Written instruction:
Can the data below be set down again exactly, line for line?

Records supplied:
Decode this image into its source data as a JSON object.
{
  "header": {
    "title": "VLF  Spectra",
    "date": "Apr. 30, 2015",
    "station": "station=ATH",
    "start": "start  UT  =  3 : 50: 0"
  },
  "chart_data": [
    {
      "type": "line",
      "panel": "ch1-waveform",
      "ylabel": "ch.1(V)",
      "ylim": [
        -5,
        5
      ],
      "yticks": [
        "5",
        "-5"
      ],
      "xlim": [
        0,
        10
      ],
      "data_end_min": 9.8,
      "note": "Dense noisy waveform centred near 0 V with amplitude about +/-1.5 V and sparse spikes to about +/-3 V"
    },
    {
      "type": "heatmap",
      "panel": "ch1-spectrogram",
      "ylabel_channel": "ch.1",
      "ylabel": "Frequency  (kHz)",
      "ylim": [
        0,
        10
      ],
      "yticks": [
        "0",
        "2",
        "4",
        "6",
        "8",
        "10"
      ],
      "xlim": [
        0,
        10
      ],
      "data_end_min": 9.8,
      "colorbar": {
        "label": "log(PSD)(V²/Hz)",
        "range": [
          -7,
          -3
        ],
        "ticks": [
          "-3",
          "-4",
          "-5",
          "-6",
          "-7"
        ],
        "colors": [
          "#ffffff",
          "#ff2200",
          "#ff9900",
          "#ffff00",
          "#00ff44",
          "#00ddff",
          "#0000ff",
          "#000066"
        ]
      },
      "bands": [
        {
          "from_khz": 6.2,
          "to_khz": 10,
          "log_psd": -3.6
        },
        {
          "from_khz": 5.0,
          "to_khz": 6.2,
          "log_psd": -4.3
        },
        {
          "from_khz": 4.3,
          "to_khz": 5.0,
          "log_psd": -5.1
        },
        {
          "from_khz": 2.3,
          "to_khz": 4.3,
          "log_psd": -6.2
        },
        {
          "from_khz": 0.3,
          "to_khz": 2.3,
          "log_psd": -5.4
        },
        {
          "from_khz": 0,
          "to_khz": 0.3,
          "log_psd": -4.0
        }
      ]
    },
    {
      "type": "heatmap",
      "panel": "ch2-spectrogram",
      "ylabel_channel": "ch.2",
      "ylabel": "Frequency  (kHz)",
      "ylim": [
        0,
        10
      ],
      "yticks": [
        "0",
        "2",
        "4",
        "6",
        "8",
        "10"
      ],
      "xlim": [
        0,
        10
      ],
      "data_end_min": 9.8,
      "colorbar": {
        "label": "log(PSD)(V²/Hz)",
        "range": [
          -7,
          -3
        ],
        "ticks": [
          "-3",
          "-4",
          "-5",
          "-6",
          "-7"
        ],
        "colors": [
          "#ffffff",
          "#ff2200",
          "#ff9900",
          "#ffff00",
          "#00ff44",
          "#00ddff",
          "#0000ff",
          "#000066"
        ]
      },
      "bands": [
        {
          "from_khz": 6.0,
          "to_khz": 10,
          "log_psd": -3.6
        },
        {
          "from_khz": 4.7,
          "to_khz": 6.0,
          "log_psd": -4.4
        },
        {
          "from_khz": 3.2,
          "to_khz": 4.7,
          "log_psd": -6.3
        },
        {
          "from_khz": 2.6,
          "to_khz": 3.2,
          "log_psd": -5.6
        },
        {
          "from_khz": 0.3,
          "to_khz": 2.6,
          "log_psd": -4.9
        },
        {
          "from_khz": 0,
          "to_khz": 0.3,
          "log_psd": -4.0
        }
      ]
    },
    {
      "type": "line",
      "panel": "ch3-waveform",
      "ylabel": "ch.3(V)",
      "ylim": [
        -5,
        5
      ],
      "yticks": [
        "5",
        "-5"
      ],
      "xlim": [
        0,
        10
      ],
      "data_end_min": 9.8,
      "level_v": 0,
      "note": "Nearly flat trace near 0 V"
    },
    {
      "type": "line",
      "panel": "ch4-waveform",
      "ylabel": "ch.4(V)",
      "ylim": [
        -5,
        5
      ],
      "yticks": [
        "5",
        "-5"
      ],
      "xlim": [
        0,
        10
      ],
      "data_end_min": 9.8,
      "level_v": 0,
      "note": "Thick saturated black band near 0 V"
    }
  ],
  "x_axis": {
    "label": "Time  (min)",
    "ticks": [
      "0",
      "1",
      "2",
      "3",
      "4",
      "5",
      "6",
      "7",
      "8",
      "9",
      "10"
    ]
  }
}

Solved exercise:
Decode this image into its source data as a JSON object.
{
  "header": {
    "title": "VLF  Spectra",
    "date": "Apr. 30, 2015",
    "station": "station=ATH",
    "start": "start  UT  =  3 : 50: 0"
  },
  "chart_data": [
    {
      "type": "line",
      "panel": "ch1-waveform",
      "ylabel": "ch.1(V)",
      "ylim": [
        -5,
        5
      ],
      "yticks": [
        "5",
        "-5"
      ],
      "xlim": [
        0,
        10
      ],
      "data_end_min": 9.8,
      "note": "Dense noisy waveform centred near 0 V with amplitude about +/-1.5 V and sparse spikes to about +/-3 V"
    },
    {
      "type": "heatmap",
      "panel": "ch1-spectrogram",
      "ylabel_channel": "ch.1",
      "ylabel": "Frequency  (kHz)",
      "ylim": [
        0,
        10
      ],
      "yticks": [
        "0",
        "2",
        "4",
        "6",
        "8",
        "10"
      ],
      "xlim": [
        0,
        10
      ],
      "data_end_min": 9.8,
      "colorbar": {
        "label": "log(PSD)(V²/Hz)",
        "range": [
          -7,
          -3
        ],
        "ticks": [
          "-3",
          "-4",
          "-5",
          "-6",
          "-7"
        ],
        "colors": [
          "#ffffff",
          "#ff2200",
          "#ff9900",
          "#ffff00",
          "#00ff44",
          "#00ddff",
          "#0000ff",
          "#000066"
        ]
      },
      "bands": [
        {
          "from_khz": 6.2,
          "to_khz": 10,
          "log_psd": -3.6
        },
        {
          "from_khz": 5.0,
          "to_khz": 6.2,
          "log_psd": -4.3
        },
        {
          "from_khz": 4.3,
          "to_khz": 5.0,
          "log_psd": -5.1
        },
        {
          "from_khz": 2.3,
          "to_khz": 4.3,
          "log_psd": -6.2
        },
        {
          "from_khz": 0.3,
          "to_khz": 2.3,
          "log_psd": -5.4
        },
        {
          "from_khz": 0,
          "to_khz": 0.3,
          "log_psd": -4.0
        }
      ]
    },
    {
      "type": "heatmap",
      "panel": "ch2-spectrogram",
      "ylabel_channel": "ch.2",
      "ylabel": "Frequency  (kHz)",
      "ylim": [
        0,
        10
      ],
      "yticks": [
        "0",
        "2",
        "4",
        "6",
        "8",
        "10"
      ],
      "xlim": [
        0,
        10
      ],
      "data_end_min": 9.8,
      "colorbar": {
        "label": "log(PSD)(V²/Hz)",
        "range": [
          -7,
          -3
        ],
        "ticks": [
          "-3",
          "-4",
          "-5",
          "-6",
          "-7"
        ],
        "colors": [
          "#ffffff",
          "#ff2200",
          "#ff9900",
          "#ffff00",
          "#00ff44",
          "#00ddff",
          "#0000ff",
          "#000066"
        ]
      },
      "bands": [
        {
          "from_khz": 6.0,
          "to_khz": 10,
          "log_psd": -3.6
        },
        {
          "from_khz": 4.7,
          "to_khz": 6.0,
          "log_psd": -4.4
        },
        {
          "from_khz": 3.2,
          "to_khz": 4.7,
          "log_psd": -6.3
        },
        {
          "from_khz": 2.6,
          "to_khz": 3.2,
          "log_psd": -5.6
        },
        {
          "from_khz": 0.3,
          "to_khz": 2.6,
          "log_psd": -4.9
        },
        {
          "from_khz": 0,
          "to_khz": 0.3,
          "log_psd": -4.0
        }
      ]
    },
    {
      "type": "line",
      "panel": "ch3-waveform",
      "ylabel": "ch.3(V)",
      "ylim": [
        -5,
        5
      ],
      "yticks": [
        "5",
        "-5"
      ],
      "xlim": [
        0,
        10
      ],
      "data_end_min": 9.8,
      "level_v": 0,
      "note": "Nearly flat trace near 0 V"
    },
    {
      "type": "line",
      "panel": "ch4-waveform",
      "ylabel": "ch.4(V)",
      "ylim": [
        -5,
        5
      ],
      "yticks": [
        "5",
        "-5"
      ],
      "xlim": [
        0,
        10
      ],
      "data_end_min": 9.8,
      "level_v": 0,
      "note": "Thick saturated black band near 0 V"
    }
  ],
  "x_axis": {
    "label": "Time  (min)",
    "ticks": [
      "0",
      "1",
      "2",
      "3",
      "4",
      "5",
      "6",
      "7",
      "8",
      "9",
      "10"
    ]
  }
}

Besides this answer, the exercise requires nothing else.